* [Problem details]:
Among the following entries, count the lines that contain "мировой" and report only the result.

[START OF Provided records]

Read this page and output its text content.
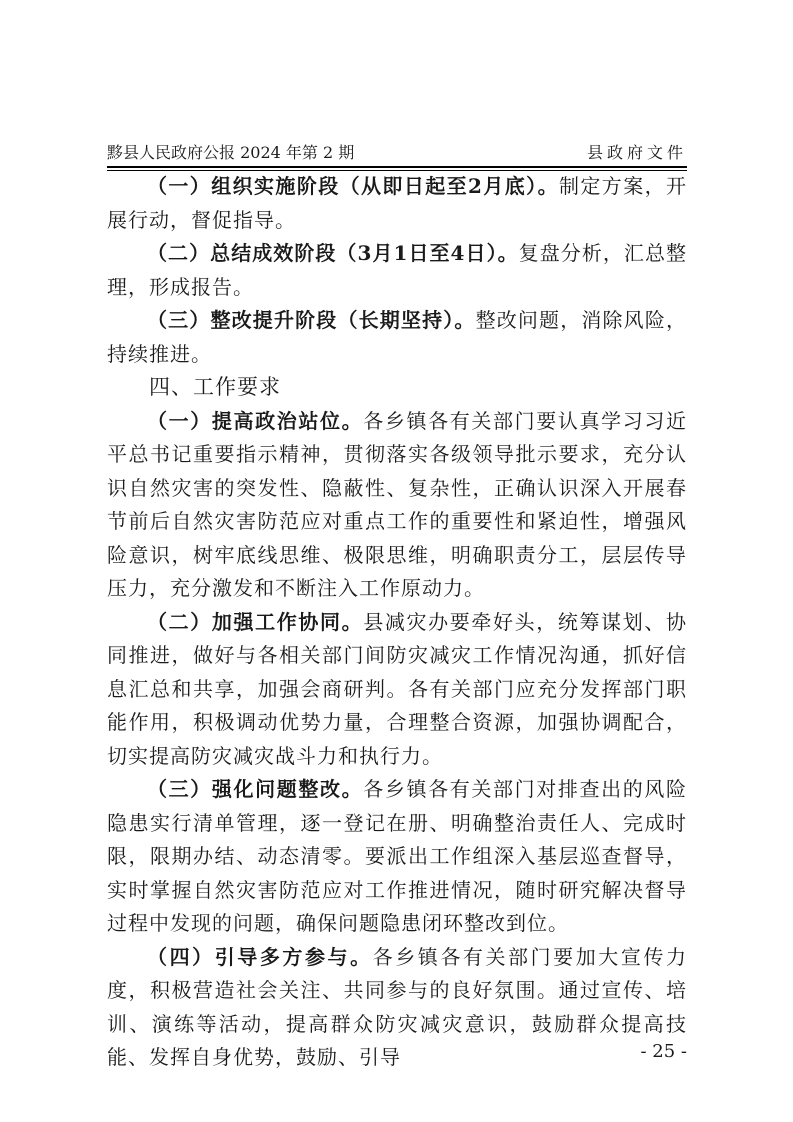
黟县人民政府公报 2024 年第 2 期	县政府文件

（一）组织实施阶段（从即日起至2月底）。制定方案，开展行动，督促指导。

（二）总结成效阶段（3月1日至4日）。复盘分析，汇总整理，形成报告。

（三）整改提升阶段（长期坚持）。整改问题，消除风险，持续推进。

四、工作要求

（一）提高政治站位。各乡镇各有关部门要认真学习习近平总书记重要指示精神，贯彻落实各级领导批示要求，充分认识自然灾害的突发性、隐蔽性、复杂性，正确认识深入开展春节前后自然灾害防范应对重点工作的重要性和紧迫性，增强风险意识，树牢底线思维、极限思维，明确职责分工，层层传导压力，充分激发和不断注入工作原动力。

（二）加强工作协同。县减灾办要牵好头，统筹谋划、协同推进，做好与各相关部门间防灾减灾工作情况沟通，抓好信息汇总和共享，加强会商研判。各有关部门应充分发挥部门职能作用，积极调动优势力量，合理整合资源，加强协调配合，切实提高防灾减灾战斗力和执行力。

（三）强化问题整改。各乡镇各有关部门对排查出的风险隐患实行清单管理，逐一登记在册、明确整治责任人、完成时限，限期办结、动态清零。要派出工作组深入基层巡查督导，实时掌握自然灾害防范应对工作推进情况，随时研究解决督导过程中发现的问题，确保问题隐患闭环整改到位。

（四）引导多方参与。各乡镇各有关部门要加大宣传力度，积极营造社会关注、共同参与的良好氛围。通过宣传、培训、演练等活动，提高群众防灾减灾意识，鼓励群众提高技能、发挥自身优势，鼓励、引导	- 25 -
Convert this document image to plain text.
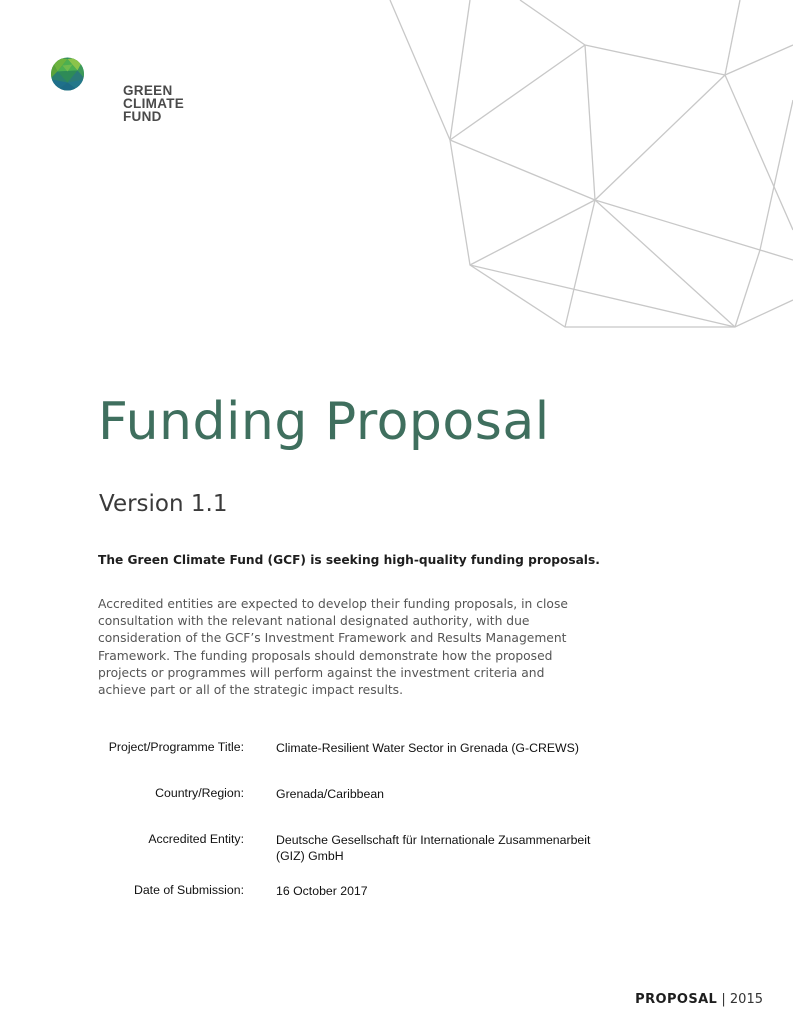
GREEN
CLIMATE
FUND
Funding Proposal
Version 1.1
The Green Climate Fund (GCF) is seeking high-quality funding proposals.
Accredited entities are expected to develop their funding proposals, in close
consultation with the relevant national designated authority, with due
consideration of the GCF’s Investment Framework and Results Management
Framework. The funding proposals should demonstrate how the proposed
projects or programmes will perform against the investment criteria and
achieve part or all of the strategic impact results.
Project/Programme Title:	Climate-Resilient Water Sector in Grenada (G-CREWS)
Country/Region:	Grenada/Caribbean
Accredited Entity:	Deutsche Gesellschaft für Internationale Zusammenarbeit
(GIZ) GmbH
Date of Submission:	16 October 2017
PROPOSAL | 2015
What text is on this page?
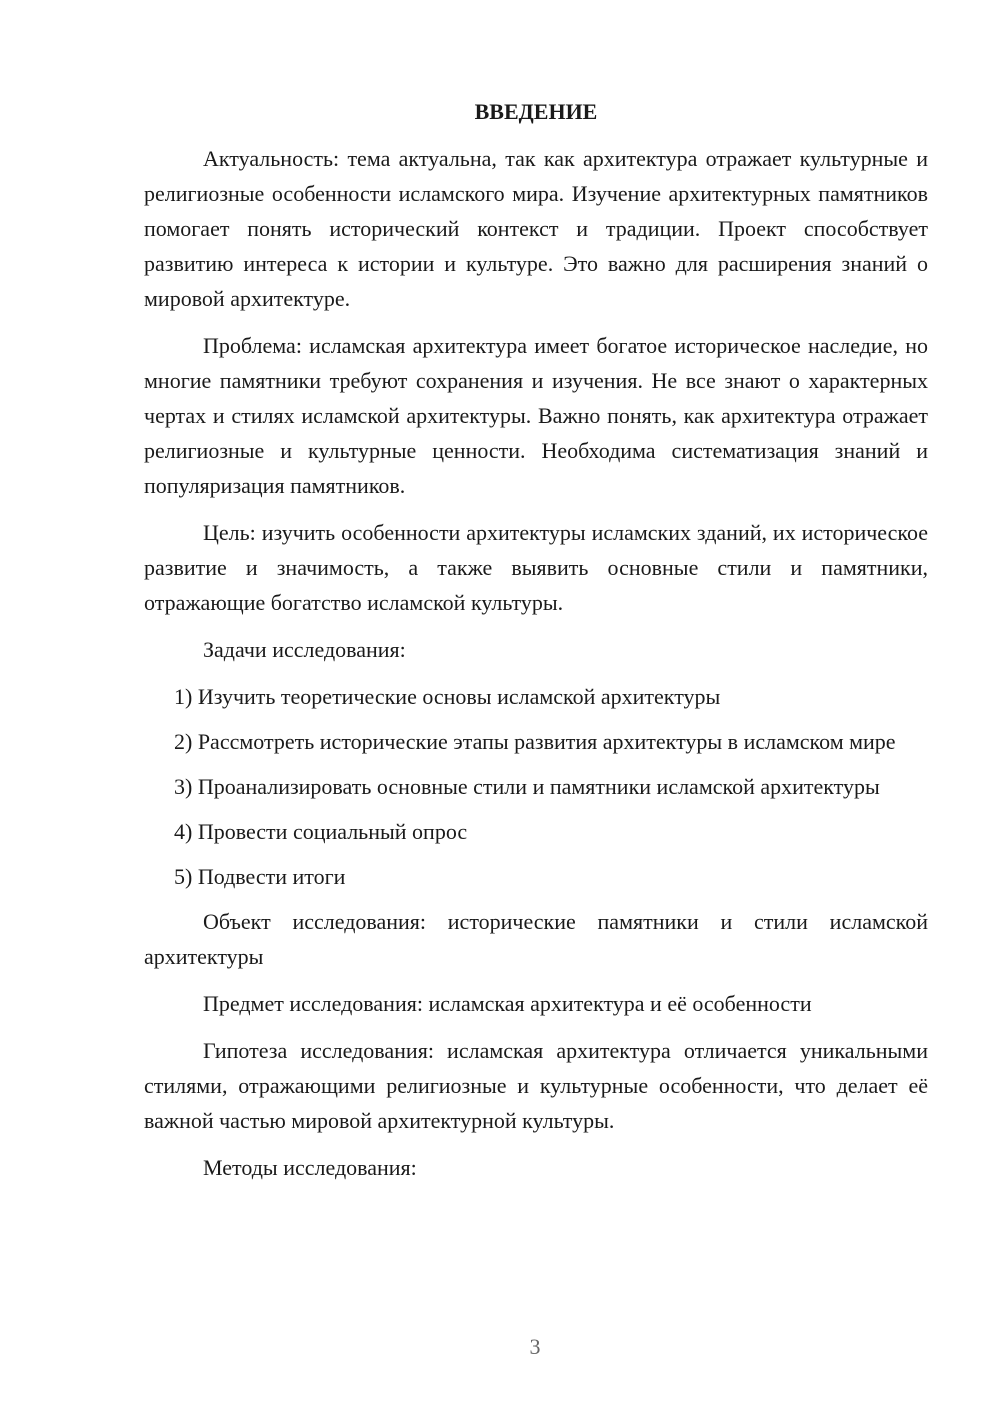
ВВЕДЕНИЕ

Актуальность: тема актуальна, так как архитектура отражает культурные и религиозные особенности исламского мира. Изучение архитектурных памятников помогает понять исторический контекст и традиции. Проект способствует развитию интереса к истории и культуре. Это важно для расширения знаний о мировой архитектуре.

Проблема: исламская архитектура имеет богатое историческое наследие, но многие памятники требуют сохранения и изучения. Не все знают о характерных чертах и стилях исламской архитектуры. Важно понять, как архитектура отражает религиозные и культурные ценности. Необходима систематизация знаний и популяризация памятников.

Цель: изучить особенности архитектуры исламских зданий, их историческое развитие и значимость, а также выявить основные стили и памятники, отражающие богатство исламской культуры.

Задачи исследования:

1) Изучить теоретические основы исламской архитектуры

2) Рассмотреть исторические этапы развития архитектуры в исламском мире

3) Проанализировать основные стили и памятники исламской архитектуры

4) Провести социальный опрос

5) Подвести итоги

Объект исследования: исторические памятники и стили исламской архитектуры

Предмет исследования: исламская архитектура и её особенности

Гипотеза исследования: исламская архитектура отличается уникальными стилями, отражающими религиозные и культурные особенности, что делает её важной частью мировой архитектурной культуры.

Методы исследования:

3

[END OF Provided records]

* [Correct answer]:
2